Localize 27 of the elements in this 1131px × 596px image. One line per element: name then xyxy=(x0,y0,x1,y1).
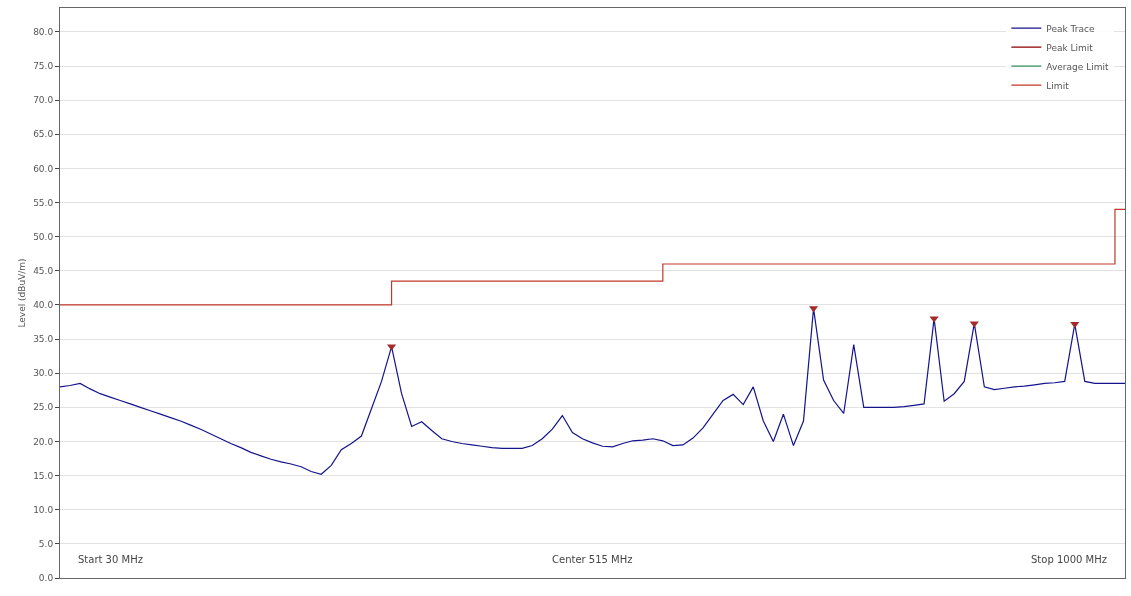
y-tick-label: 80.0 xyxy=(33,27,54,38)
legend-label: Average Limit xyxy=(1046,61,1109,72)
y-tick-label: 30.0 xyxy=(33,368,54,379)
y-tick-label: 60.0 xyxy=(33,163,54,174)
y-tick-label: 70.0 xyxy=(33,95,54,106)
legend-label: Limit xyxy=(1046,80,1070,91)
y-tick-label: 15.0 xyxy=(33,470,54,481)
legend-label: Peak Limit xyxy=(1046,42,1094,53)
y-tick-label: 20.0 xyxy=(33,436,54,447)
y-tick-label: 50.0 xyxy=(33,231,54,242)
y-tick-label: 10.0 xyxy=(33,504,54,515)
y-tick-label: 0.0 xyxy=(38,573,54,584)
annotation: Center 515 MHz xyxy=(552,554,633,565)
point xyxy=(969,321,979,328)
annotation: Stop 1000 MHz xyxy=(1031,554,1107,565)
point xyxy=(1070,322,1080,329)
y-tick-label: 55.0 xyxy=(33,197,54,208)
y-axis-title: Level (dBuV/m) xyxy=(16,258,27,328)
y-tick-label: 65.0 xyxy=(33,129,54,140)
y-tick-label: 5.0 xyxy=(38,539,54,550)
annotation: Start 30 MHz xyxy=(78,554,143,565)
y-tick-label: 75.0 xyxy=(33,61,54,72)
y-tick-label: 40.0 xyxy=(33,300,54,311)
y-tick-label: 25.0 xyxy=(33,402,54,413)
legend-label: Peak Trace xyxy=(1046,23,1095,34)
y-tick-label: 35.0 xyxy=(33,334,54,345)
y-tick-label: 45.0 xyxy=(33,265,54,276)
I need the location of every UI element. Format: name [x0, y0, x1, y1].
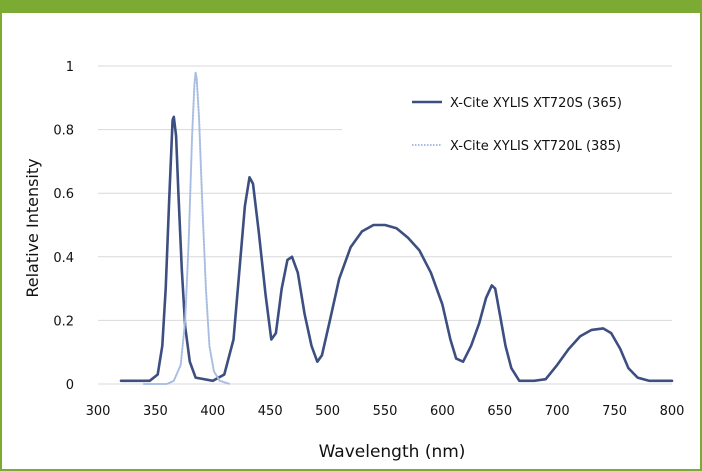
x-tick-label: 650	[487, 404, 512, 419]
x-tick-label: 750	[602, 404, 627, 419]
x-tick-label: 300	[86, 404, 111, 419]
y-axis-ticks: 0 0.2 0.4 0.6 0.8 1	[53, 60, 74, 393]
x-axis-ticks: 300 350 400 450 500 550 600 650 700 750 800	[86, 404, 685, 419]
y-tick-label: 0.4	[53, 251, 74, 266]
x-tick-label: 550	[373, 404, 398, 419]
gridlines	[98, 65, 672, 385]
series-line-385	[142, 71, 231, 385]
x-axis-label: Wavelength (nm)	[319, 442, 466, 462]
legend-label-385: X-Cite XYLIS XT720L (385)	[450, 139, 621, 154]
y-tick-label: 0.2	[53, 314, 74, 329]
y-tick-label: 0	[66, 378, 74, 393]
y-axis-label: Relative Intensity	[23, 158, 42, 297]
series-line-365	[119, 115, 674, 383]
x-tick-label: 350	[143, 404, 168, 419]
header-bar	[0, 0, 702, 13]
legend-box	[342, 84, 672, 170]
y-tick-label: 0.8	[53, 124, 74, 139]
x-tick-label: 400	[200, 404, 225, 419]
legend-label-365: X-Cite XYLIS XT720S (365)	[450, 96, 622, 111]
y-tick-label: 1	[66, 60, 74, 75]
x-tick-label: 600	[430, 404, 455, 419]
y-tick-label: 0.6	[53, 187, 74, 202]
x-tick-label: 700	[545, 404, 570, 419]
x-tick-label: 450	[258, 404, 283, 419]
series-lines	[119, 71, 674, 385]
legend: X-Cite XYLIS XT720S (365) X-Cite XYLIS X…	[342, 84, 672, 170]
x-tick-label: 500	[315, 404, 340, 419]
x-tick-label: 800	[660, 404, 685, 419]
★ ★ ★
Reproduce without any change the rows between the line holding "404, 512, 419]" and the line holding "404, 168, 419]", inclusive.

x-tick-label: 650	[487, 404, 512, 419]
x-tick-label: 750	[602, 404, 627, 419]
x-tick-label: 300	[86, 404, 111, 419]
y-axis-ticks: 0 0.2 0.4 0.6 0.8 1	[53, 60, 74, 393]
x-axis-ticks: 300 350 400 450 500 550 600 650 700 750 800	[86, 404, 685, 419]
y-tick-label: 0.4	[53, 251, 74, 266]
x-tick-label: 550	[373, 404, 398, 419]
gridlines	[98, 65, 672, 385]
series-line-385	[142, 71, 231, 385]
x-axis-label: Wavelength (nm)	[319, 442, 466, 462]
legend-label-385: X-Cite XYLIS XT720L (385)	[450, 139, 621, 154]
y-tick-label: 0.2	[53, 314, 74, 329]
y-tick-label: 0	[66, 378, 74, 393]
y-axis-label: Relative Intensity	[23, 158, 42, 297]
series-line-365	[119, 115, 674, 383]
x-tick-label: 350	[143, 404, 168, 419]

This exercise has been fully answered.